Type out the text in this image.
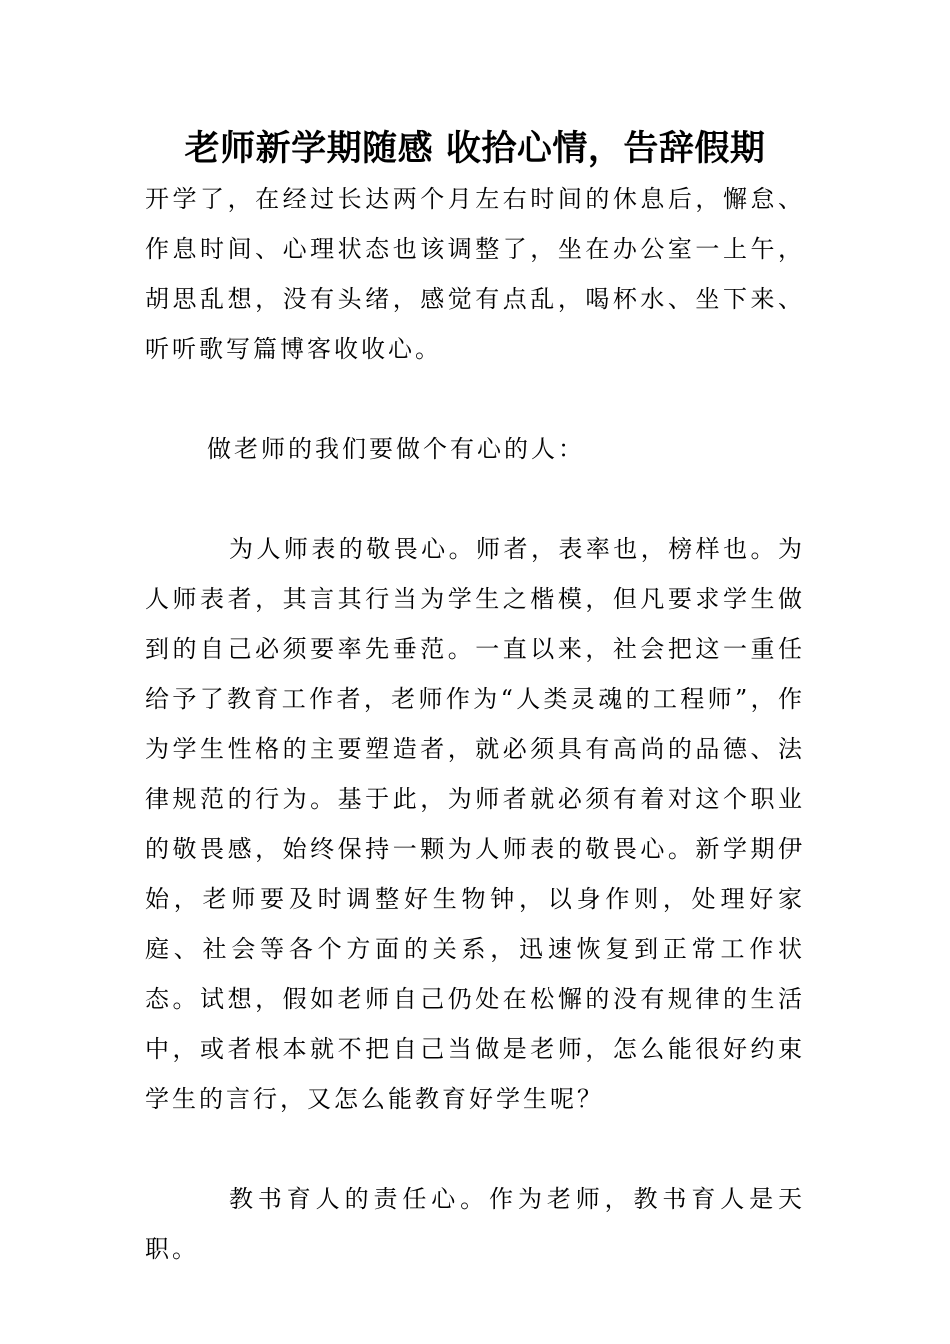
老师新学期随感 收拾心情，告辞假期

开学了，在经过长达两个月左右时间的休息后，懈怠、作息时间、心理状态也该调整了，坐在办公室一上午，胡思乱想，没有头绪，感觉有点乱，喝杯水、坐下来、听听歌写篇博客收收心。

做老师的我们要做个有心的人：

为人师表的敬畏心。师者，表率也，榜样也。为人师表者，其言其行当为学生之楷模，但凡要求学生做到的自己必须要率先垂范。一直以来，社会把这一重任给予了教育工作者，老师作为“人类灵魂的工程师”，作为学生性格的主要塑造者，就必须具有高尚的品德、法律规范的行为。基于此，为师者就必须有着对这个职业的敬畏感，始终保持一颗为人师表的敬畏心。新学期伊始，老师要及时调整好生物钟，以身作则，处理好家庭、社会等各个方面的关系，迅速恢复到正常工作状态。试想，假如老师自己仍处在松懈的没有规律的生活中，或者根本就不把自己当做是老师，怎么能很好约束学生的言行，又怎么能教育好学生呢？

教书育人的责任心。作为老师，教书育人是天职。
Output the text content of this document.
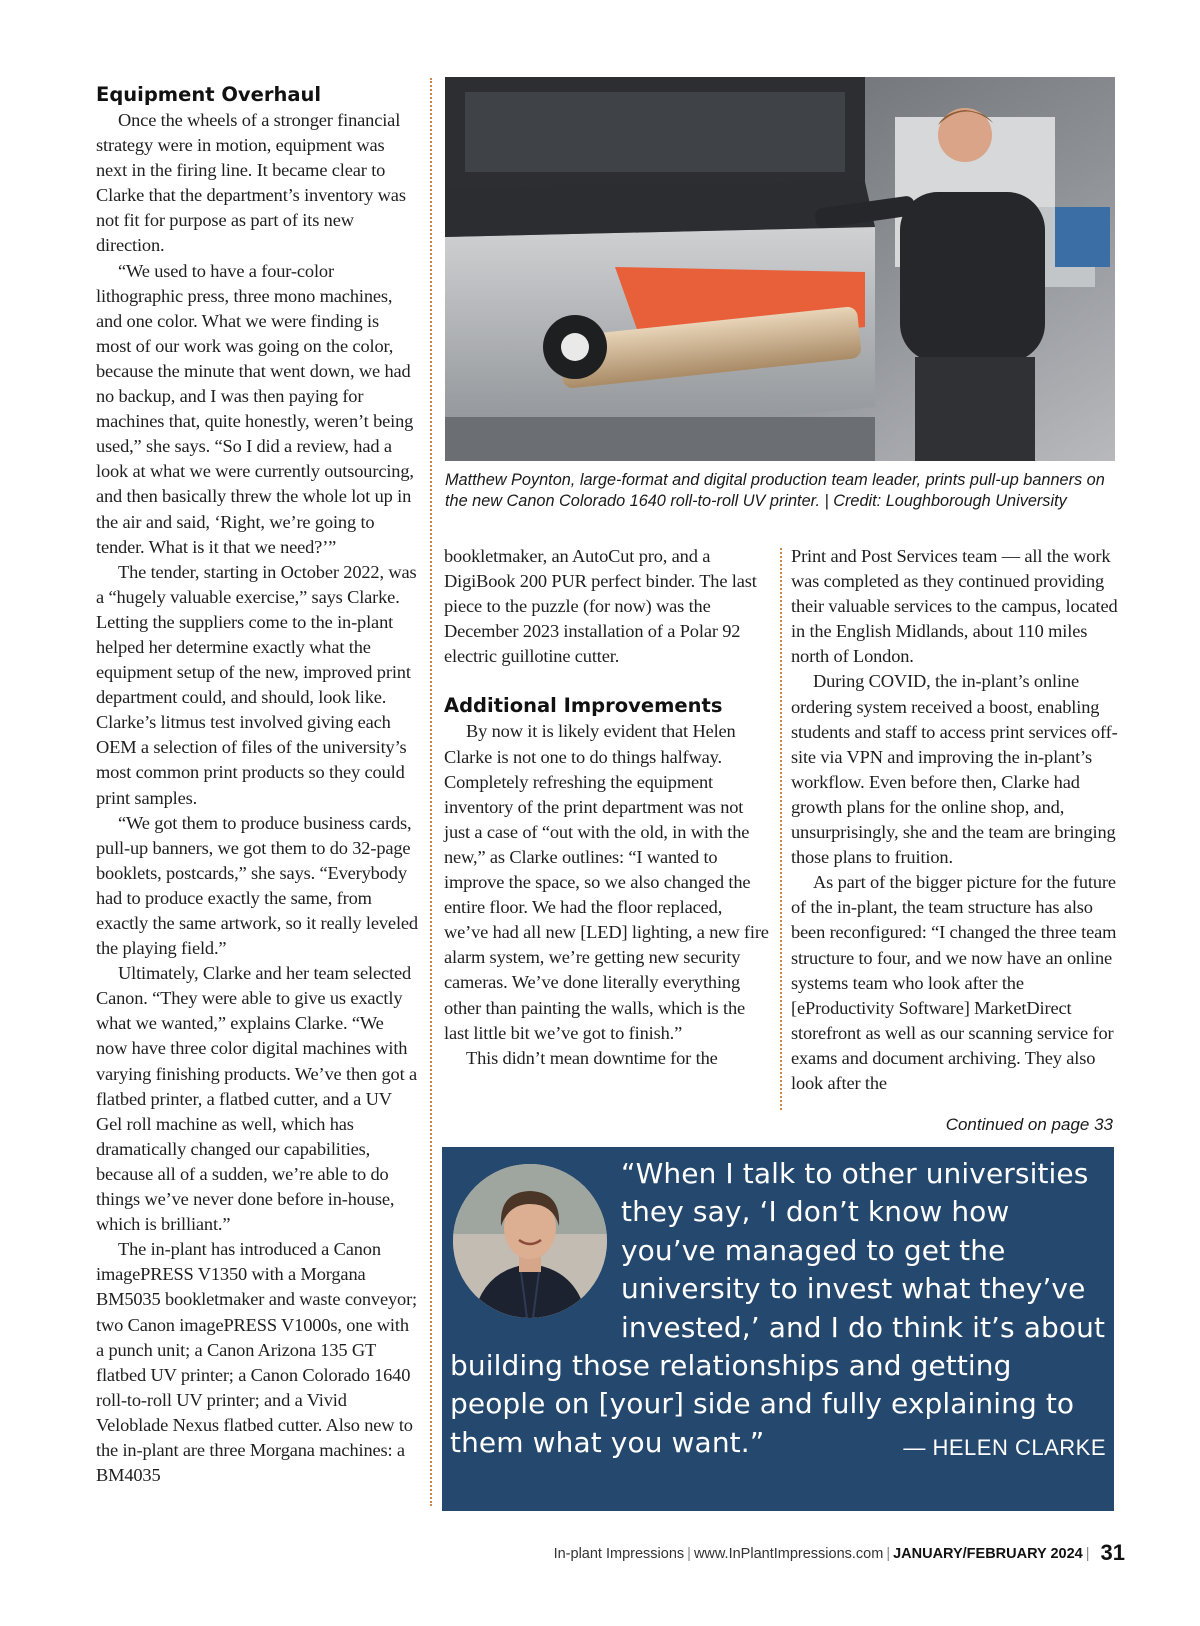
Equipment Overhaul

Once the wheels of a stronger financial strategy were in motion, equipment was next in the firing line. It became clear to Clarke that the department’s inventory was not fit for purpose as part of its new direction.

“We used to have a four-color lithographic press, three mono machines, and one color. What we were finding is most of our work was going on the color, because the minute that went down, we had no backup, and I was then paying for machines that, quite honestly, weren’t being used,” she says. “So I did a review, had a look at what we were currently outsourcing, and then basically threw the whole lot up in the air and said, ‘Right, we’re going to tender. What is it that we need?’”

The tender, starting in October 2022, was a “hugely valuable exercise,” says Clarke. Letting the suppliers come to the in-plant helped her determine exactly what the equipment setup of the new, improved print department could, and should, look like. Clarke’s litmus test involved giving each OEM a selection of files of the university’s most common print products so they could print samples.

“We got them to produce business cards, pull-up banners, we got them to do 32-page booklets, postcards,” she says. “Everybody had to produce exactly the same, from exactly the same artwork, so it really leveled the playing field.”

Ultimately, Clarke and her team selected Canon. “They were able to give us exactly what we wanted,” explains Clarke. “We now have three color digital machines with varying finishing products. We’ve then got a flatbed printer, a flatbed cutter, and a UV Gel roll machine as well, which has dramatically changed our capabilities, because all of a sudden, we’re able to do things we’ve never done before in-house, which is brilliant.”

The in-plant has introduced a Canon imagePRESS V1350 with a Morgana BM5035 bookletmaker and waste conveyor; two Canon imagePRESS V1000s, one with a punch unit; a Canon Arizona 135 GT flatbed UV printer; a Canon Colorado 1640 roll-to-roll UV printer; and a Vivid Veloblade Nexus flatbed cutter. Also new to the in-plant are three Morgana machines: a BM4035

Matthew Poynton, large-format and digital production team leader, prints pull-up banners on the new Canon Colorado 1640 roll-to-roll UV printer. | Credit: Loughborough University

bookletmaker, an AutoCut pro, and a DigiBook 200 PUR perfect binder. The last piece to the puzzle (for now) was the December 2023 installation of a Polar 92 electric guillotine cutter.

Additional Improvements

By now it is likely evident that Helen Clarke is not one to do things halfway. Completely refreshing the equipment inventory of the print department was not just a case of “out with the old, in with the new,” as Clarke outlines: “I wanted to improve the space, so we also changed the entire floor. We had the floor replaced, we’ve had all new [LED] lighting, a new fire alarm system, we’re getting new security cameras. We’ve done literally everything other than painting the walls, which is the last little bit we’ve got to finish.”

This didn’t mean downtime for the

Print and Post Services team — all the work was completed as they continued providing their valuable services to the campus, located in the English Midlands, about 110 miles north of London.

During COVID, the in-plant’s online ordering system received a boost, enabling students and staff to access print services off-site via VPN and improving the in-plant’s workflow. Even before then, Clarke had growth plans for the online shop, and, unsurprisingly, she and the team are bringing those plans to fruition.

As part of the bigger picture for the future of the in-plant, the team structure has also been reconfigured: “I changed the three team structure to four, and we now have an online systems team who look after the [eProductivity Software] MarketDirect storefront as well as our scanning service for exams and document archiving. They also look after the

Continued on page 33
“When I talk to other universities they say, ‘I don’t know how you’ve managed to get the university to invest what they’ve invested,’ and I do think it’s about building those relationships and getting people on [your] side and fully explaining to them what you want.”	— HELEN CLARKE
In-plant Impressions | www.InPlantImpressions.com | JANUARY/FEBRUARY 2024 | 31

= = = =

■ GOAL ■
Make a word-for-word copy of the entries, without any pictures.

■ SOLUTION TO THE PROBLEM ■
Type out the text in this image.
老师新学期随感 收拾心情，告辞假期

开学了，在经过长达两个月左右时间的休息后，懈怠、作息时间、心理状态也该调整了，坐在办公室一上午，胡思乱想，没有头绪，感觉有点乱，喝杯水、坐下来、听听歌写篇博客收收心。

做老师的我们要做个有心的人：

为人师表的敬畏心。师者，表率也，榜样也。为人师表者，其言其行当为学生之楷模，但凡要求学生做到的自己必须要率先垂范。一直以来，社会把这一重任给予了教育工作者，老师作为“人类灵魂的工程师”，作为学生性格的主要塑造者，就必须具有高尚的品德、法律规范的行为。基于此，为师者就必须有着对这个职业的敬畏感，始终保持一颗为人师表的敬畏心。新学期伊始，老师要及时调整好生物钟，以身作则，处理好家庭、社会等各个方面的关系，迅速恢复到正常工作状态。试想，假如老师自己仍处在松懈的没有规律的生活中，或者根本就不把自己当做是老师，怎么能很好约束学生的言行，又怎么能教育好学生呢？

教书育人的责任心。作为老师，教书育人是天职。
Output the text content of this document.
Equipment Overhaul

Once the wheels of a stronger financial strategy were in motion, equipment was next in the firing line. It became clear to Clarke that the department’s inventory was not fit for purpose as part of its new direction.

“We used to have a four-color lithographic press, three mono machines, and one color. What we were finding is most of our work was going on the color, because the minute that went down, we had no backup, and I was then paying for machines that, quite honestly, weren’t being used,” she says. “So I did a review, had a look at what we were currently outsourcing, and then basically threw the whole lot up in the air and said, ‘Right, we’re going to tender. What is it that we need?’”

The tender, starting in October 2022, was a “hugely valuable exercise,” says Clarke. Letting the suppliers come to the in-plant helped her determine exactly what the equipment setup of the new, improved print department could, and should, look like. Clarke’s litmus test involved giving each OEM a selection of files of the university’s most common print products so they could print samples.

“We got them to produce business cards, pull-up banners, we got them to do 32-page booklets, postcards,” she says. “Everybody had to produce exactly the same, from exactly the same artwork, so it really leveled the playing field.”

Ultimately, Clarke and her team selected Canon. “They were able to give us exactly what we wanted,” explains Clarke. “We now have three color digital machines with varying finishing products. We’ve then got a flatbed printer, a flatbed cutter, and a UV Gel roll machine as well, which has dramatically changed our capabilities, because all of a sudden, we’re able to do things we’ve never done before in-house, which is brilliant.”

The in-plant has introduced a Canon imagePRESS V1350 with a Morgana BM5035 bookletmaker and waste conveyor; two Canon imagePRESS V1000s, one with a punch unit; a Canon Arizona 135 GT flatbed UV printer; a Canon Colorado 1640 roll-to-roll UV printer; and a Vivid Veloblade Nexus flatbed cutter. Also new to the in-plant are three Morgana machines: a BM4035

Matthew Poynton, large-format and digital production team leader, prints pull-up banners on the new Canon Colorado 1640 roll-to-roll UV printer. | Credit: Loughborough University

bookletmaker, an AutoCut pro, and a DigiBook 200 PUR perfect binder. The last piece to the puzzle (for now) was the December 2023 installation of a Polar 92 electric guillotine cutter.

Additional Improvements

By now it is likely evident that Helen Clarke is not one to do things halfway. Completely refreshing the equipment inventory of the print department was not just a case of “out with the old, in with the new,” as Clarke outlines: “I wanted to improve the space, so we also changed the entire floor. We had the floor replaced, we’ve had all new [LED] lighting, a new fire alarm system, we’re getting new security cameras. We’ve done literally everything other than painting the walls, which is the last little bit we’ve got to finish.”

This didn’t mean downtime for the

Print and Post Services team — all the work was completed as they continued providing their valuable services to the campus, located in the English Midlands, about 110 miles north of London.

During COVID, the in-plant’s online ordering system received a boost, enabling students and staff to access print services off-site via VPN and improving the in-plant’s workflow. Even before then, Clarke had growth plans for the online shop, and, unsurprisingly, she and the team are bringing those plans to fruition.

As part of the bigger picture for the future of the in-plant, the team structure has also been reconfigured: “I changed the three team structure to four, and we now have an online systems team who look after the [eProductivity Software] MarketDirect storefront as well as our scanning service for exams and document archiving. They also look after the

Continued on page 33
“When I talk to other universities they say, ‘I don’t know how you’ve managed to get the university to invest what they’ve invested,’ and I do think it’s about building those relationships and getting people on [your] side and fully explaining to them what you want.”	— HELEN CLARKE
In-plant Impressions | www.InPlantImpressions.com | JANUARY/FEBRUARY 2024 | 31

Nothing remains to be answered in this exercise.